(Data records)

################

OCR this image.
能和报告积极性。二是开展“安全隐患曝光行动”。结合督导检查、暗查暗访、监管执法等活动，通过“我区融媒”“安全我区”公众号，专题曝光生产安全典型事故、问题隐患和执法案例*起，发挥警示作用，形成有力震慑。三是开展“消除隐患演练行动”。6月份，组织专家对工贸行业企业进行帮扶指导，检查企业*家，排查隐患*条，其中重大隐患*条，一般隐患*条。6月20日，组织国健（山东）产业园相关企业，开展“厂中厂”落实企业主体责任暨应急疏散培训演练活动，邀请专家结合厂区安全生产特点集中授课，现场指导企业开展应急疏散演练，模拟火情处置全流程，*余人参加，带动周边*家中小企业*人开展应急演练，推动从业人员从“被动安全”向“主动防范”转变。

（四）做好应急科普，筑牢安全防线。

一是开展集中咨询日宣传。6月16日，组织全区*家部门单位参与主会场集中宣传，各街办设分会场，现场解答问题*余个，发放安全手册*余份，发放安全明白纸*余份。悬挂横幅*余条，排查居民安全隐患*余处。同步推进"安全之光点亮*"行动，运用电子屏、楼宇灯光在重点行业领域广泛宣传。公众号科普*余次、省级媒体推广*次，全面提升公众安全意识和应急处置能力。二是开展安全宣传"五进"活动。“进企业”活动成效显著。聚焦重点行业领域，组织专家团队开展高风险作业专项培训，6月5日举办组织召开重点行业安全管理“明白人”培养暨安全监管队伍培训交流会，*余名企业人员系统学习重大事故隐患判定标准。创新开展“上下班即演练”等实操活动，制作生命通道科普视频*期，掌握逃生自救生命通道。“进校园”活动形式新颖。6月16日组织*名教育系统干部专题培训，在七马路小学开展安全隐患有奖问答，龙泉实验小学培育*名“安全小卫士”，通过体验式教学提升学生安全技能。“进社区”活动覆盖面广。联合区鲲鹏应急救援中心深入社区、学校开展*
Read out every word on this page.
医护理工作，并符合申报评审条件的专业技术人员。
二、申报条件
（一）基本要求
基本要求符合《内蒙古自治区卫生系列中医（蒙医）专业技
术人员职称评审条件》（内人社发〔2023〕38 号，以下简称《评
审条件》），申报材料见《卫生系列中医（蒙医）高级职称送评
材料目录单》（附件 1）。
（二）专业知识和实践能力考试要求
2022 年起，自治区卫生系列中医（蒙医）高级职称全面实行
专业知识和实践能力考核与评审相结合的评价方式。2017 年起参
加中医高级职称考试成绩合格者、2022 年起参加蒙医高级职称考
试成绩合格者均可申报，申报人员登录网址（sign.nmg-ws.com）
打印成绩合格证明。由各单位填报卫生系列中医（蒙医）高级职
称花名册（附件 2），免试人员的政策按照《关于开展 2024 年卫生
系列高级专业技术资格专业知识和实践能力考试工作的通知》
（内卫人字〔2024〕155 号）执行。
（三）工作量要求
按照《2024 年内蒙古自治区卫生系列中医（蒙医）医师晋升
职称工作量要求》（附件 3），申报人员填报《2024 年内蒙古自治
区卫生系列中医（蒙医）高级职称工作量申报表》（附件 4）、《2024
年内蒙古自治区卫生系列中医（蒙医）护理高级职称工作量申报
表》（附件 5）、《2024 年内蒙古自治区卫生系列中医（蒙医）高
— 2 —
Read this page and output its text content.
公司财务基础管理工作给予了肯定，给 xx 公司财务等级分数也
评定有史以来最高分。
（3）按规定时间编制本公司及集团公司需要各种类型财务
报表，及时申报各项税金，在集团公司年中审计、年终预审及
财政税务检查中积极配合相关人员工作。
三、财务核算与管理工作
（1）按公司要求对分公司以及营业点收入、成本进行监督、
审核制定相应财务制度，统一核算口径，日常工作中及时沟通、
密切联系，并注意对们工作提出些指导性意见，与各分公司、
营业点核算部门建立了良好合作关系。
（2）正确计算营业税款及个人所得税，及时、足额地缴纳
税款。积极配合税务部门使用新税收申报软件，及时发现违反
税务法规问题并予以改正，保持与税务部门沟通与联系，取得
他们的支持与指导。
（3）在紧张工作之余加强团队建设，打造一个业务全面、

################

> TASK TO COMPLETE
Go through the lines above. Select every one that has the string "this".

> TASK RESPONSE
OCR this image.
Read out every word on this page.
Read this page and output its text content.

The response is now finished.